• _Exercise aim_: The records below are to be copied word for word, with every picture left out.

================================

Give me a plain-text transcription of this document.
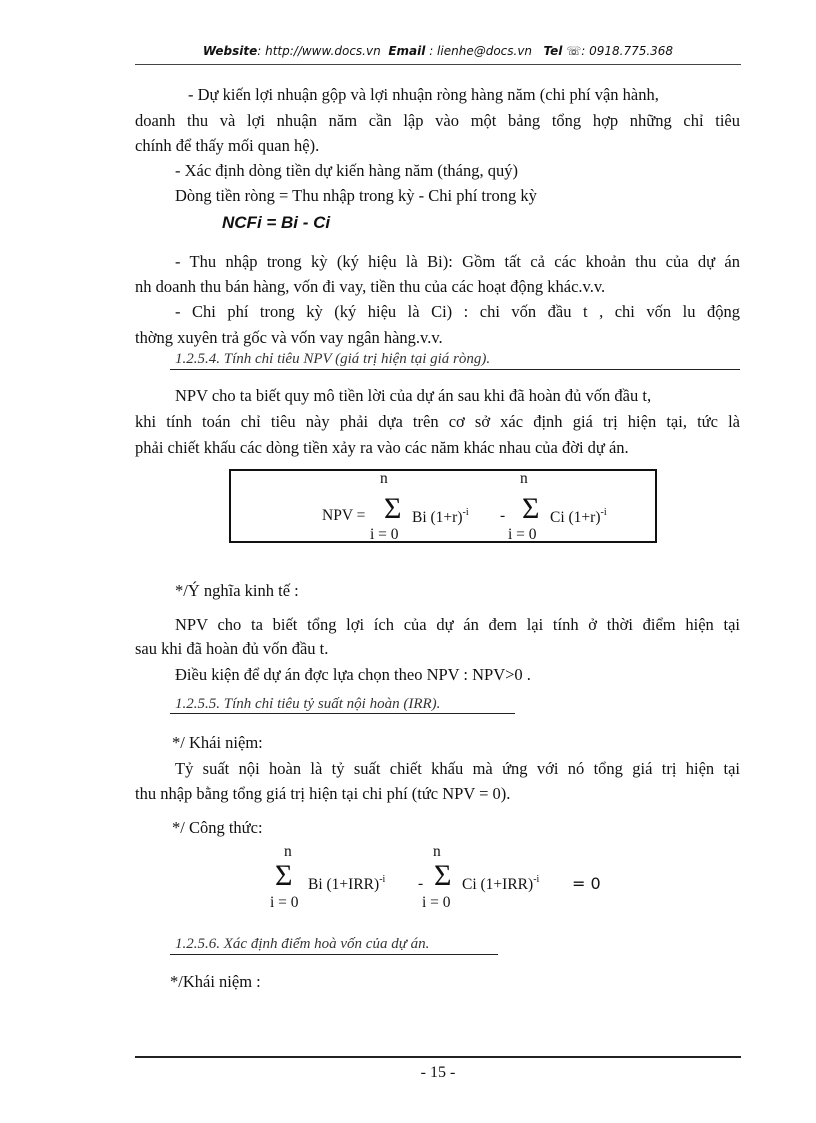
Website: http://www.docs.vn Email : lienhe@docs.vn Tel ☏: 0918.775.368
- Dự kiến lợi nhuận gộp và lợi nhuận ròng hàng năm (chi phí vận hành,
doanh thu và lợi nhuận năm cần lập vào một bảng tổng hợp những chỉ tiêu
chính để thấy mối quan hệ).
- Xác định dòng tiền dự kiến hàng năm (tháng, quý)
Dòng tiền ròng = Thu nhập trong kỳ - Chi phí trong kỳ
NCFi = Bi - Ci
- Thu nhập trong kỳ (ký hiệu là Bi): Gồm tất cả các khoản thu của dự án
nh doanh thu bán hàng, vốn đi vay, tiền thu của các hoạt động khác.v.v.
- Chi phí trong kỳ (ký hiệu là Ci) : chi vốn đầu t , chi vốn lu động
thờng xuyên trả gốc và vốn vay ngân hàng.v.v.
1.2.5.4. Tính chỉ tiêu NPV (giá trị hiện tại giá ròng).
NPV cho ta biết quy mô tiền lời của dự án sau khi đã hoàn đủ vốn đầu t,
khi tính toán chỉ tiêu này phải dựa trên cơ sở xác định giá trị hiện tại, tức là
phải chiết khấu các dòng tiền xảy ra vào các năm khác nhau của đời dự án.
n	n
NPV = Σ Bi $(1+r)^{-i} - \Sigma$ Ci $(1+r)^{-i}$
i = 0	i = 0
*/Ý nghĩa kinh tế :
NPV cho ta biết tổng lợi ích của dự án đem lại tính ở thời điểm hiện tại
sau khi đã hoàn đủ vốn đầu t.
Điều kiện để dự án đợc lựa chọn theo NPV : NPV>0 .
1.2.5.5. Tính chỉ tiêu tỷ suất nội hoàn (IRR).
*/ Khái niệm:
Tỷ suất nội hoàn là tỷ suất chiết khấu mà ứng với nó tổng giá trị hiện tại
thu nhập bằng tổng giá trị hiện tại chi phí (tức NPV = 0).
*/ Công thức:
n	n
Σ Bi $(1+IRR)^{-i} - \Sigma$ Ci $(1+IRR)^{-i} = 0$
i = 0	i = 0
1.2.5.6. Xác định điểm hoà vốn của dự án.
*/Khái niệm :
- 15 -
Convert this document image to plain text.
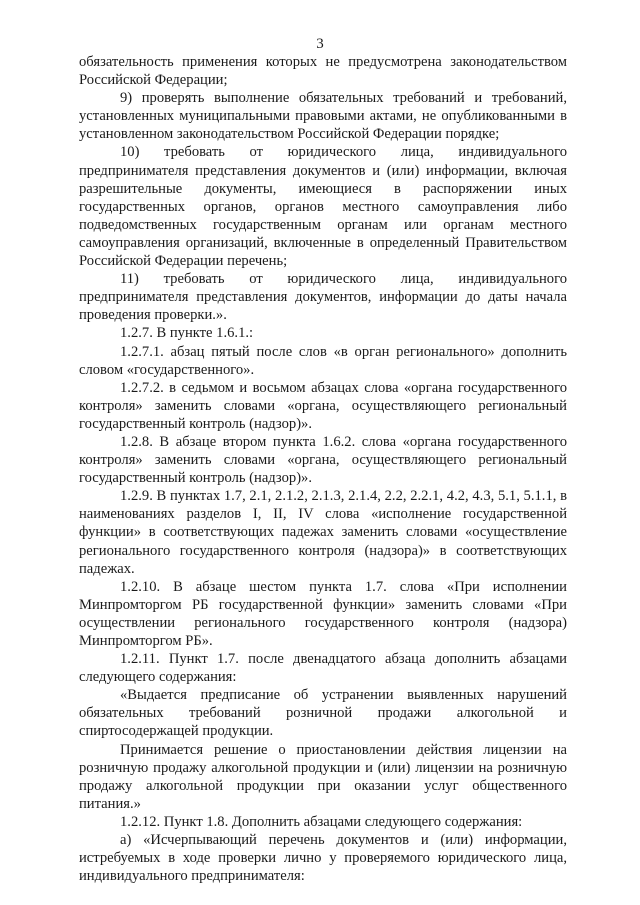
3

обязательность применения которых не предусмотрена законодательством Российской Федерации;

9) проверять выполнение обязательных требований и требований, установленных муниципальными правовыми актами, не опубликованными в установленном законодательством Российской Федерации порядке;

10) требовать от юридического лица, индивидуального предпринимателя представления документов и (или) информации, включая разрешительные документы, имеющиеся в распоряжении иных государственных органов, органов местного самоуправления либо подведомственных государственным органам или органам местного самоуправления организаций, включенные в определенный Правительством Российской Федерации перечень;

11) требовать от юридического лица, индивидуального предпринимателя представления документов, информации до даты начала проведения проверки.».

1.2.7. В пункте 1.6.1.:

1.2.7.1. абзац пятый после слов «в орган регионального» дополнить словом «государственного».

1.2.7.2. в седьмом и восьмом абзацах слова «органа государственного контроля» заменить словами «органа, осуществляющего региональный государственный контроль (надзор)».

1.2.8. В абзаце втором пункта 1.6.2. слова «органа государственного контроля» заменить словами «органа, осуществляющего региональный государственный контроль (надзор)».

1.2.9. В пунктах 1.7, 2.1, 2.1.2, 2.1.3, 2.1.4, 2.2, 2.2.1, 4.2, 4.3, 5.1, 5.1.1, в наименованиях разделов I, II, IV слова «исполнение государственной функции» в соответствующих падежах заменить словами «осуществление регионального государственного контроля (надзора)» в соответствующих падежах.

1.2.10. В абзаце шестом пункта 1.7. слова «При исполнении Минпромторгом РБ государственной функции» заменить словами «При осуществлении регионального государственного контроля (надзора) Минпромторгом РБ».

1.2.11. Пункт 1.7. после двенадцатого абзаца дополнить абзацами следующего содержания:

«Выдается предписание об устранении выявленных нарушений обязательных требований розничной продажи алкогольной и спиртосодержащей продукции.

Принимается решение о приостановлении действия лицензии на розничную продажу алкогольной продукции и (или) лицензии на розничную продажу алкогольной продукции при оказании услуг общественного питания.»

1.2.12. Пункт 1.8. Дополнить абзацами следующего содержания:

а) «Исчерпывающий перечень документов и (или) информации, истребуемых в ходе проверки лично у проверяемого юридического лица, индивидуального предпринимателя:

================================

• _Solution to the problem_:
Give me a plain-text transcription of this document.
Website: http://www.docs.vn Email : lienhe@docs.vn Tel ☏: 0918.775.368
- Dự kiến lợi nhuận gộp và lợi nhuận ròng hàng năm (chi phí vận hành,
doanh thu và lợi nhuận năm cần lập vào một bảng tổng hợp những chỉ tiêu
chính để thấy mối quan hệ).
- Xác định dòng tiền dự kiến hàng năm (tháng, quý)
Dòng tiền ròng = Thu nhập trong kỳ - Chi phí trong kỳ
NCFi = Bi - Ci
- Thu nhập trong kỳ (ký hiệu là Bi): Gồm tất cả các khoản thu của dự án
nh doanh thu bán hàng, vốn đi vay, tiền thu của các hoạt động khác.v.v.
- Chi phí trong kỳ (ký hiệu là Ci) : chi vốn đầu t , chi vốn lu động
thờng xuyên trả gốc và vốn vay ngân hàng.v.v.
1.2.5.4. Tính chỉ tiêu NPV (giá trị hiện tại giá ròng).
NPV cho ta biết quy mô tiền lời của dự án sau khi đã hoàn đủ vốn đầu t,
khi tính toán chỉ tiêu này phải dựa trên cơ sở xác định giá trị hiện tại, tức là
phải chiết khấu các dòng tiền xảy ra vào các năm khác nhau của đời dự án.
n	n
NPV = Σ Bi $(1+r)^{-i} - \Sigma$ Ci $(1+r)^{-i}$
i = 0	i = 0
*/Ý nghĩa kinh tế :
NPV cho ta biết tổng lợi ích của dự án đem lại tính ở thời điểm hiện tại
sau khi đã hoàn đủ vốn đầu t.
Điều kiện để dự án đợc lựa chọn theo NPV : NPV>0 .
1.2.5.5. Tính chỉ tiêu tỷ suất nội hoàn (IRR).
*/ Khái niệm:
Tỷ suất nội hoàn là tỷ suất chiết khấu mà ứng với nó tổng giá trị hiện tại
thu nhập bằng tổng giá trị hiện tại chi phí (tức NPV = 0).
*/ Công thức:
n	n
Σ Bi $(1+IRR)^{-i} - \Sigma$ Ci $(1+IRR)^{-i} = 0$
i = 0	i = 0
1.2.5.6. Xác định điểm hoà vốn của dự án.
*/Khái niệm :
- 15 -
Convert this document image to plain text.
3

обязательность применения которых не предусмотрена законодательством Российской Федерации;

9) проверять выполнение обязательных требований и требований, установленных муниципальными правовыми актами, не опубликованными в установленном законодательством Российской Федерации порядке;

10) требовать от юридического лица, индивидуального предпринимателя представления документов и (или) информации, включая разрешительные документы, имеющиеся в распоряжении иных государственных органов, органов местного самоуправления либо подведомственных государственным органам или органам местного самоуправления организаций, включенные в определенный Правительством Российской Федерации перечень;

11) требовать от юридического лица, индивидуального предпринимателя представления документов, информации до даты начала проведения проверки.».

1.2.7. В пункте 1.6.1.:

1.2.7.1. абзац пятый после слов «в орган регионального» дополнить словом «государственного».

1.2.7.2. в седьмом и восьмом абзацах слова «органа государственного контроля» заменить словами «органа, осуществляющего региональный государственный контроль (надзор)».

1.2.8. В абзаце втором пункта 1.6.2. слова «органа государственного контроля» заменить словами «органа, осуществляющего региональный государственный контроль (надзор)».

1.2.9. В пунктах 1.7, 2.1, 2.1.2, 2.1.3, 2.1.4, 2.2, 2.2.1, 4.2, 4.3, 5.1, 5.1.1, в наименованиях разделов I, II, IV слова «исполнение государственной функции» в соответствующих падежах заменить словами «осуществление регионального государственного контроля (надзора)» в соответствующих падежах.

1.2.10. В абзаце шестом пункта 1.7. слова «При исполнении Минпромторгом РБ государственной функции» заменить словами «При осуществлении регионального государственного контроля (надзора) Минпромторгом РБ».

1.2.11. Пункт 1.7. после двенадцатого абзаца дополнить абзацами следующего содержания:

«Выдается предписание об устранении выявленных нарушений обязательных требований розничной продажи алкогольной и спиртосодержащей продукции.

Принимается решение о приостановлении действия лицензии на розничную продажу алкогольной продукции и (или) лицензии на розничную продажу алкогольной продукции при оказании услуг общественного питания.»

1.2.12. Пункт 1.8. Дополнить абзацами следующего содержания:

а) «Исчерпывающий перечень документов и (или) информации, истребуемых в ходе проверки лично у проверяемого юридического лица, индивидуального предпринимателя:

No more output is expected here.